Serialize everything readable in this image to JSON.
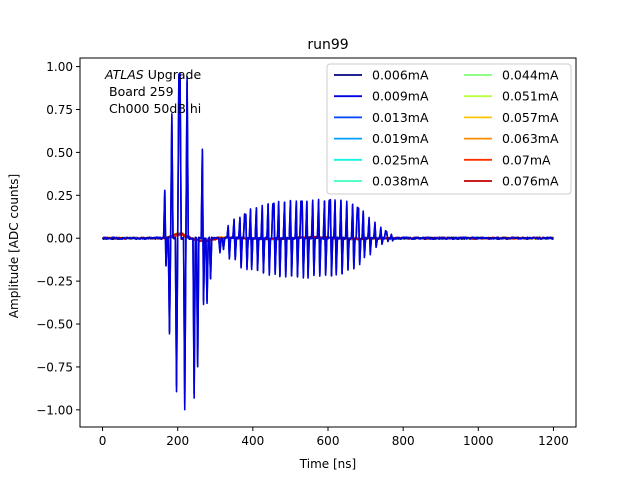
{
  "chart_data": {
    "type": "line",
    "title": "run99",
    "xlabel": "Time [ns]",
    "ylabel": "Amplitude [ADC counts]",
    "xlim": [
      -60,
      1260
    ],
    "ylim": [
      -1.1,
      1.05
    ],
    "xticks": [
      0,
      200,
      400,
      600,
      800,
      1000,
      1200
    ],
    "xtick_labels": [
      "0",
      "200",
      "400",
      "600",
      "800",
      "1000",
      "1200"
    ],
    "yticks": [
      -1.0,
      -0.75,
      -0.5,
      -0.25,
      0.0,
      0.25,
      0.5,
      0.75,
      1.0
    ],
    "ytick_labels": [
      "−1.00",
      "−0.75",
      "−0.50",
      "−0.25",
      "0.00",
      "0.25",
      "0.50",
      "0.75",
      "1.00"
    ],
    "grid": false,
    "legend_position": "top-right",
    "legend_columns": 2,
    "annotation": {
      "italic_part": "ATLAS",
      "rest_line1": " Upgrade",
      "line2": "Board 259",
      "line3": "Ch000 50dB hi"
    },
    "x_range": [
      0,
      1200
    ],
    "time_step": 3.125,
    "series": [
      {
        "name": "0.006mA",
        "color": "#00007f",
        "shape": "ringing"
      },
      {
        "name": "0.009mA",
        "color": "#0000e0",
        "shape": "ringing"
      },
      {
        "name": "0.013mA",
        "color": "#0044ff",
        "shape": "pulse"
      },
      {
        "name": "0.019mA",
        "color": "#00a0ff",
        "shape": "pulse"
      },
      {
        "name": "0.025mA",
        "color": "#14f4e2",
        "shape": "pulse"
      },
      {
        "name": "0.038mA",
        "color": "#3cffba",
        "shape": "pulse"
      },
      {
        "name": "0.044mA",
        "color": "#7dff7a",
        "shape": "pulse"
      },
      {
        "name": "0.051mA",
        "color": "#baff3c",
        "shape": "pulse"
      },
      {
        "name": "0.057mA",
        "color": "#ffc400",
        "shape": "pulse"
      },
      {
        "name": "0.063mA",
        "color": "#ff8c00",
        "shape": "pulse"
      },
      {
        "name": "0.07mA",
        "color": "#ff3000",
        "shape": "pulse"
      },
      {
        "name": "0.076mA",
        "color": "#c00000",
        "shape": "pulse"
      }
    ],
    "spikes": [
      {
        "x": 165,
        "pos": 0.28,
        "neg": -0.16
      },
      {
        "x": 175,
        "pos": 0.0,
        "neg": -0.56
      },
      {
        "x": 185,
        "pos": 0.73,
        "neg": 0.0
      },
      {
        "x": 195,
        "pos": 0.0,
        "neg": -0.89
      },
      {
        "x": 205,
        "pos": 0.96,
        "neg": 0.0
      },
      {
        "x": 215,
        "pos": 0.0,
        "neg": -1.0
      },
      {
        "x": 225,
        "pos": 0.94,
        "neg": 0.0
      },
      {
        "x": 240,
        "pos": 0.0,
        "neg": -0.93
      },
      {
        "x": 250,
        "pos": 0.0,
        "neg": -0.75
      },
      {
        "x": 265,
        "pos": 0.52,
        "neg": -0.38
      },
      {
        "x": 275,
        "pos": 0.0,
        "neg": -0.38
      },
      {
        "x": 285,
        "pos": 0.0,
        "neg": -0.24
      },
      {
        "x": 310,
        "pos": 0.0,
        "neg": -0.08
      },
      {
        "x": 320,
        "pos": 0.0,
        "neg": -0.07
      },
      {
        "x": 335,
        "pos": 0.07,
        "neg": -0.12
      },
      {
        "x": 350,
        "pos": 0.11,
        "neg": -0.13
      },
      {
        "x": 365,
        "pos": 0.12,
        "neg": -0.17
      },
      {
        "x": 380,
        "pos": 0.14,
        "neg": -0.18
      },
      {
        "x": 395,
        "pos": 0.17,
        "neg": -0.18
      },
      {
        "x": 410,
        "pos": 0.18,
        "neg": -0.19
      },
      {
        "x": 425,
        "pos": 0.19,
        "neg": -0.2
      },
      {
        "x": 440,
        "pos": 0.2,
        "neg": -0.21
      },
      {
        "x": 455,
        "pos": 0.2,
        "neg": -0.21
      },
      {
        "x": 470,
        "pos": 0.21,
        "neg": -0.22
      },
      {
        "x": 485,
        "pos": 0.21,
        "neg": -0.22
      },
      {
        "x": 500,
        "pos": 0.22,
        "neg": -0.22
      },
      {
        "x": 515,
        "pos": 0.22,
        "neg": -0.22
      },
      {
        "x": 530,
        "pos": 0.22,
        "neg": -0.23
      },
      {
        "x": 545,
        "pos": 0.22,
        "neg": -0.23
      },
      {
        "x": 560,
        "pos": 0.22,
        "neg": -0.22
      },
      {
        "x": 575,
        "pos": 0.22,
        "neg": -0.22
      },
      {
        "x": 590,
        "pos": 0.22,
        "neg": -0.22
      },
      {
        "x": 605,
        "pos": 0.22,
        "neg": -0.22
      },
      {
        "x": 620,
        "pos": 0.22,
        "neg": -0.21
      },
      {
        "x": 635,
        "pos": 0.22,
        "neg": -0.21
      },
      {
        "x": 650,
        "pos": 0.21,
        "neg": -0.19
      },
      {
        "x": 665,
        "pos": 0.2,
        "neg": -0.18
      },
      {
        "x": 680,
        "pos": 0.18,
        "neg": -0.15
      },
      {
        "x": 695,
        "pos": 0.16,
        "neg": -0.11
      },
      {
        "x": 710,
        "pos": 0.12,
        "neg": -0.09
      },
      {
        "x": 725,
        "pos": 0.09,
        "neg": -0.05
      },
      {
        "x": 740,
        "pos": 0.06,
        "neg": -0.03
      },
      {
        "x": 755,
        "pos": 0.04,
        "neg": -0.02
      },
      {
        "x": 770,
        "pos": 0.02,
        "neg": -0.01
      }
    ]
  }
}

***

Stated goal: Give the number of lines in the entries that include the string "color", and nothing more.

Completed task: 12